• [The request]: Every line that contains the word "made" should be copied.

• [Stored data]:
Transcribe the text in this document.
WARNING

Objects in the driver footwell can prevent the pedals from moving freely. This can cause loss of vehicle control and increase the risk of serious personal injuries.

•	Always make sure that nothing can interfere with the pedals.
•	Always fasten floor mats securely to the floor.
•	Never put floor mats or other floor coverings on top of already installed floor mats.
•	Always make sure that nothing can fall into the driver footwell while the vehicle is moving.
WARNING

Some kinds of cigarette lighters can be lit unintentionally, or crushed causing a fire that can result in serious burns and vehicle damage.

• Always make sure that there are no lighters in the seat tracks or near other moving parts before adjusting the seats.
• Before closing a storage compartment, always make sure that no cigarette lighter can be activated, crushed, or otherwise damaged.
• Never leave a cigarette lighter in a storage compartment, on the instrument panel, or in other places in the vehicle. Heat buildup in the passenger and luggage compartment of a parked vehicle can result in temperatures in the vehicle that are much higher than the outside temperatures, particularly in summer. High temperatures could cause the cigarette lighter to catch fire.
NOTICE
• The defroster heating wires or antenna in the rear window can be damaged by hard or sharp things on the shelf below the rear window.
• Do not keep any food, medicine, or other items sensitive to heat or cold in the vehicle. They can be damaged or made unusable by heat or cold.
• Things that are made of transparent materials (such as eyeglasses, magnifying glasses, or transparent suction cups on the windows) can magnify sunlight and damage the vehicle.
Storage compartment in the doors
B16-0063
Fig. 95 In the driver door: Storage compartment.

• [Solved exercise]:
• Do not keep any food, medicine, or other items sensitive to heat or cold in the vehicle. They can be damaged or made unusable by heat or cold.
• Things that are made of transparent materials (such as eyeglasses, magnifying glasses, or transparent suction cups on the windows) can magnify sunlight and damage the vehicle.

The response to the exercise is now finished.